Task directions: Without including any images, reproduce each entry exactly.

[Stored items]
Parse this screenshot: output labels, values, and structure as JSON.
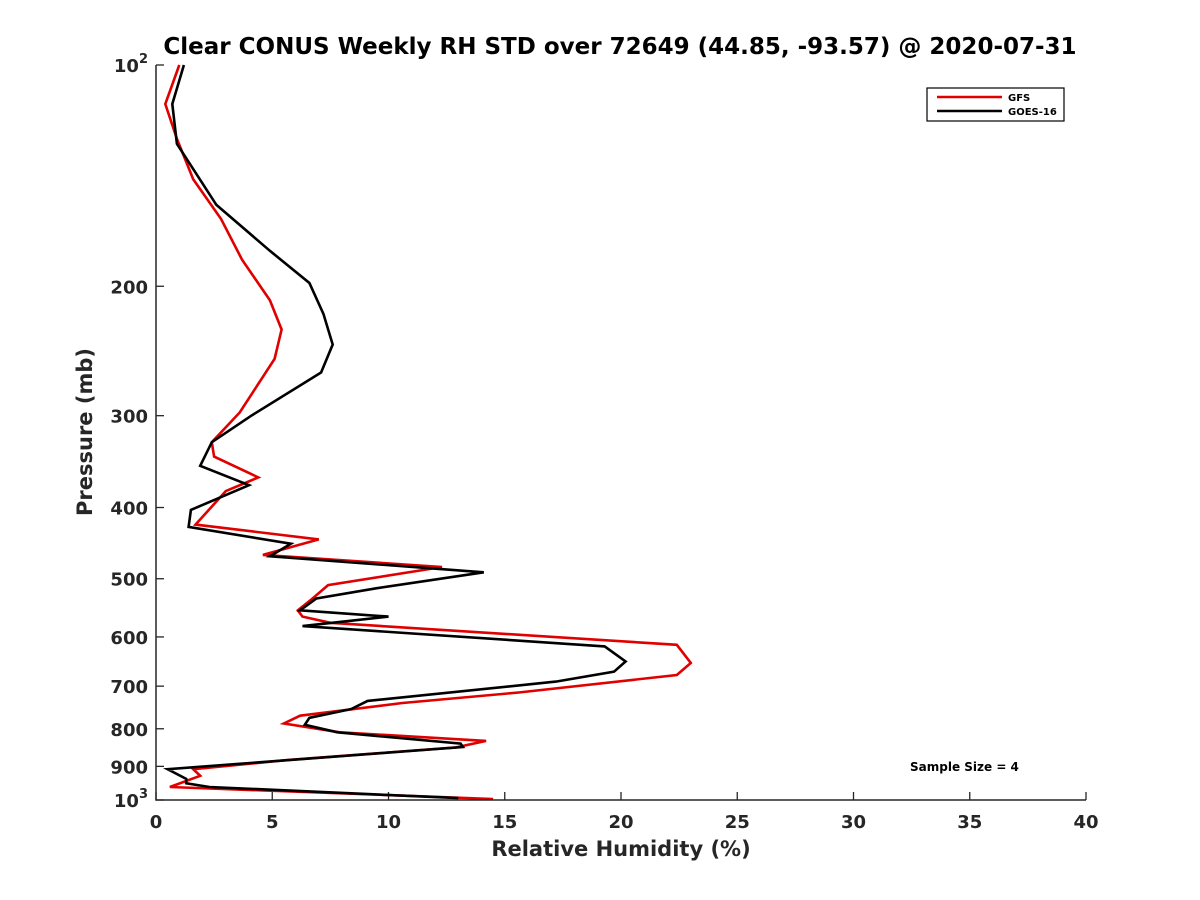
{
  "chart_data": {
    "type": "line",
    "title": "Clear CONUS Weekly RH STD over 72649 (44.85, -93.57) @ 2020-07-31",
    "xlabel": "Relative Humidity (%)",
    "ylabel": "Pressure (mb)",
    "xlim": [
      0,
      40
    ],
    "ylim": [
      100,
      1000
    ],
    "y_scale": "log",
    "y_reversed": true,
    "grid": false,
    "legend_position": "top-right",
    "x_ticks": [
      0,
      5,
      10,
      15,
      20,
      25,
      30,
      35,
      40
    ],
    "x_tick_labels": [
      "0",
      "5",
      "10",
      "15",
      "20",
      "25",
      "30",
      "35",
      "40"
    ],
    "y_ticks": [
      100,
      200,
      300,
      400,
      500,
      600,
      700,
      800,
      900,
      1000
    ],
    "y_tick_labels": [
      {
        "base": "10",
        "exp": "2"
      },
      {
        "base": "200",
        "exp": ""
      },
      {
        "base": "300",
        "exp": ""
      },
      {
        "base": "400",
        "exp": ""
      },
      {
        "base": "500",
        "exp": ""
      },
      {
        "base": "600",
        "exp": ""
      },
      {
        "base": "700",
        "exp": ""
      },
      {
        "base": "800",
        "exp": ""
      },
      {
        "base": "900",
        "exp": ""
      },
      {
        "base": "10",
        "exp": "3"
      }
    ],
    "annotation": "Sample Size = 4",
    "series": [
      {
        "name": "GFS",
        "color": "#e00000",
        "points": [
          [
            1.0,
            100
          ],
          [
            0.4,
            113
          ],
          [
            0.9,
            126
          ],
          [
            1.6,
            143
          ],
          [
            2.8,
            162
          ],
          [
            3.7,
            184
          ],
          [
            4.9,
            209
          ],
          [
            5.4,
            229
          ],
          [
            5.1,
            251
          ],
          [
            3.6,
            297
          ],
          [
            2.4,
            326
          ],
          [
            2.5,
            341
          ],
          [
            4.4,
            364
          ],
          [
            3.0,
            380
          ],
          [
            1.7,
            422
          ],
          [
            7.0,
            442
          ],
          [
            4.6,
            464
          ],
          [
            12.3,
            482
          ],
          [
            7.4,
            510
          ],
          [
            6.7,
            533
          ],
          [
            6.1,
            552
          ],
          [
            6.3,
            563
          ],
          [
            7.5,
            574
          ],
          [
            22.4,
            615
          ],
          [
            23.0,
            651
          ],
          [
            22.4,
            676
          ],
          [
            15.6,
            714
          ],
          [
            10.6,
            738
          ],
          [
            6.2,
            768
          ],
          [
            5.5,
            787
          ],
          [
            7.9,
            809
          ],
          [
            14.2,
            831
          ],
          [
            12.9,
            848
          ],
          [
            5.7,
            882
          ],
          [
            1.6,
            908
          ],
          [
            1.9,
            927
          ],
          [
            0.6,
            960
          ],
          [
            14.5,
            997
          ]
        ]
      },
      {
        "name": "GOES-16",
        "color": "#000000",
        "points": [
          [
            1.2,
            100
          ],
          [
            0.7,
            113
          ],
          [
            0.9,
            128
          ],
          [
            2.6,
            155
          ],
          [
            4.9,
            179
          ],
          [
            6.6,
            198
          ],
          [
            7.2,
            218
          ],
          [
            7.6,
            240
          ],
          [
            7.1,
            262
          ],
          [
            4.1,
            300
          ],
          [
            2.4,
            326
          ],
          [
            1.9,
            351
          ],
          [
            4.0,
            373
          ],
          [
            1.5,
            403
          ],
          [
            1.4,
            425
          ],
          [
            5.8,
            448
          ],
          [
            4.9,
            466
          ],
          [
            14.1,
            490
          ],
          [
            9.5,
            515
          ],
          [
            6.9,
            532
          ],
          [
            6.2,
            552
          ],
          [
            10.0,
            563
          ],
          [
            6.3,
            580
          ],
          [
            19.3,
            618
          ],
          [
            20.2,
            648
          ],
          [
            19.7,
            669
          ],
          [
            17.2,
            690
          ],
          [
            9.1,
            733
          ],
          [
            8.4,
            752
          ],
          [
            6.6,
            773
          ],
          [
            6.4,
            790
          ],
          [
            7.8,
            809
          ],
          [
            13.1,
            838
          ],
          [
            13.2,
            847
          ],
          [
            10.0,
            862
          ],
          [
            0.5,
            908
          ],
          [
            1.3,
            936
          ],
          [
            1.3,
            949
          ],
          [
            2.3,
            960
          ],
          [
            13.0,
            994
          ]
        ]
      }
    ]
  }
}
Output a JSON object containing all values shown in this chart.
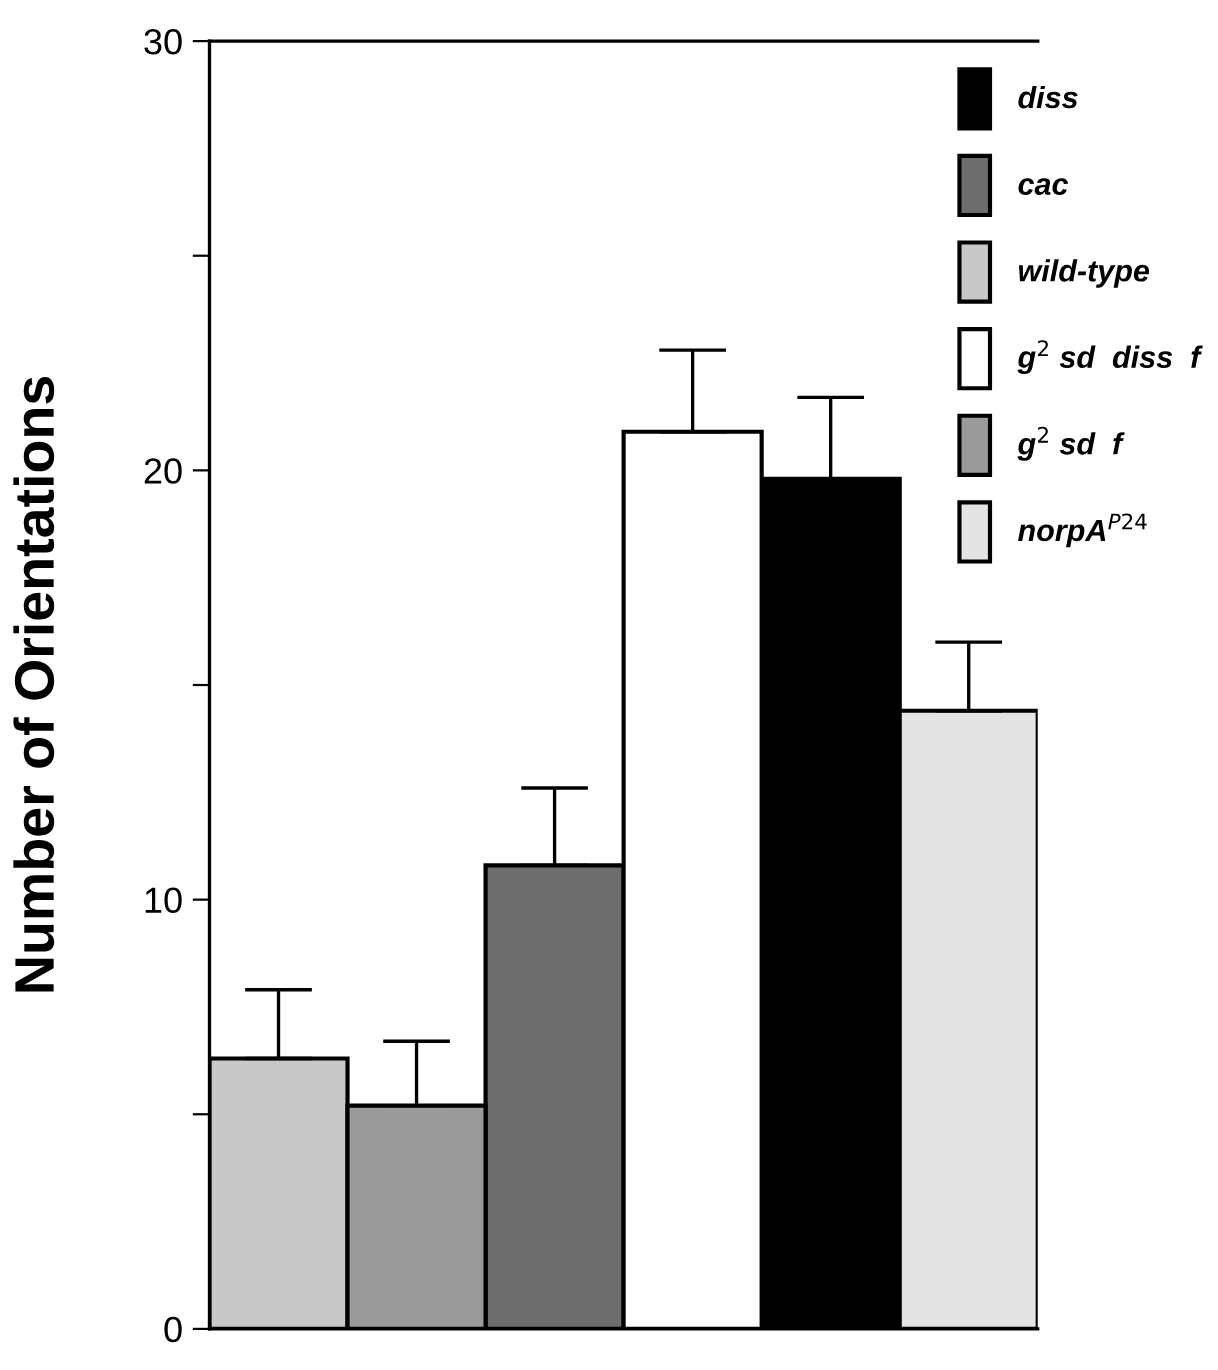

Written reply:
Parse this screenshot: output labels, values, and structure as JSON.
{
  "chart_data": {
    "type": "line",
    "title": "Clear CONUS Weekly RH STD over 72649 (44.85, -93.57) @ 2020-07-31",
    "xlabel": "Relative Humidity (%)",
    "ylabel": "Pressure (mb)",
    "xlim": [
      0,
      40
    ],
    "ylim": [
      100,
      1000
    ],
    "y_scale": "log",
    "y_reversed": true,
    "grid": false,
    "legend_position": "top-right",
    "x_ticks": [
      0,
      5,
      10,
      15,
      20,
      25,
      30,
      35,
      40
    ],
    "x_tick_labels": [
      "0",
      "5",
      "10",
      "15",
      "20",
      "25",
      "30",
      "35",
      "40"
    ],
    "y_ticks": [
      100,
      200,
      300,
      400,
      500,
      600,
      700,
      800,
      900,
      1000
    ],
    "y_tick_labels": [
      {
        "base": "10",
        "exp": "2"
      },
      {
        "base": "200",
        "exp": ""
      },
      {
        "base": "300",
        "exp": ""
      },
      {
        "base": "400",
        "exp": ""
      },
      {
        "base": "500",
        "exp": ""
      },
      {
        "base": "600",
        "exp": ""
      },
      {
        "base": "700",
        "exp": ""
      },
      {
        "base": "800",
        "exp": ""
      },
      {
        "base": "900",
        "exp": ""
      },
      {
        "base": "10",
        "exp": "3"
      }
    ],
    "annotation": "Sample Size = 4",
    "series": [
      {
        "name": "GFS",
        "color": "#e00000",
        "points": [
          [
            1.0,
            100
          ],
          [
            0.4,
            113
          ],
          [
            0.9,
            126
          ],
          [
            1.6,
            143
          ],
          [
            2.8,
            162
          ],
          [
            3.7,
            184
          ],
          [
            4.9,
            209
          ],
          [
            5.4,
            229
          ],
          [
            5.1,
            251
          ],
          [
            3.6,
            297
          ],
          [
            2.4,
            326
          ],
          [
            2.5,
            341
          ],
          [
            4.4,
            364
          ],
          [
            3.0,
            380
          ],
          [
            1.7,
            422
          ],
          [
            7.0,
            442
          ],
          [
            4.6,
            464
          ],
          [
            12.3,
            482
          ],
          [
            7.4,
            510
          ],
          [
            6.7,
            533
          ],
          [
            6.1,
            552
          ],
          [
            6.3,
            563
          ],
          [
            7.5,
            574
          ],
          [
            22.4,
            615
          ],
          [
            23.0,
            651
          ],
          [
            22.4,
            676
          ],
          [
            15.6,
            714
          ],
          [
            10.6,
            738
          ],
          [
            6.2,
            768
          ],
          [
            5.5,
            787
          ],
          [
            7.9,
            809
          ],
          [
            14.2,
            831
          ],
          [
            12.9,
            848
          ],
          [
            5.7,
            882
          ],
          [
            1.6,
            908
          ],
          [
            1.9,
            927
          ],
          [
            0.6,
            960
          ],
          [
            14.5,
            997
          ]
        ]
      },
      {
        "name": "GOES-16",
        "color": "#000000",
        "points": [
          [
            1.2,
            100
          ],
          [
            0.7,
            113
          ],
          [
            0.9,
            128
          ],
          [
            2.6,
            155
          ],
          [
            4.9,
            179
          ],
          [
            6.6,
            198
          ],
          [
            7.2,
            218
          ],
          [
            7.6,
            240
          ],
          [
            7.1,
            262
          ],
          [
            4.1,
            300
          ],
          [
            2.4,
            326
          ],
          [
            1.9,
            351
          ],
          [
            4.0,
            373
          ],
          [
            1.5,
            403
          ],
          [
            1.4,
            425
          ],
          [
            5.8,
            448
          ],
          [
            4.9,
            466
          ],
          [
            14.1,
            490
          ],
          [
            9.5,
            515
          ],
          [
            6.9,
            532
          ],
          [
            6.2,
            552
          ],
          [
            10.0,
            563
          ],
          [
            6.3,
            580
          ],
          [
            19.3,
            618
          ],
          [
            20.2,
            648
          ],
          [
            19.7,
            669
          ],
          [
            17.2,
            690
          ],
          [
            9.1,
            733
          ],
          [
            8.4,
            752
          ],
          [
            6.6,
            773
          ],
          [
            6.4,
            790
          ],
          [
            7.8,
            809
          ],
          [
            13.1,
            838
          ],
          [
            13.2,
            847
          ],
          [
            10.0,
            862
          ],
          [
            0.5,
            908
          ],
          [
            1.3,
            936
          ],
          [
            1.3,
            949
          ],
          [
            2.3,
            960
          ],
          [
            13.0,
            994
          ]
        ]
      }
    ]
  }
}
Output a JSON object containing all values shown in this chart.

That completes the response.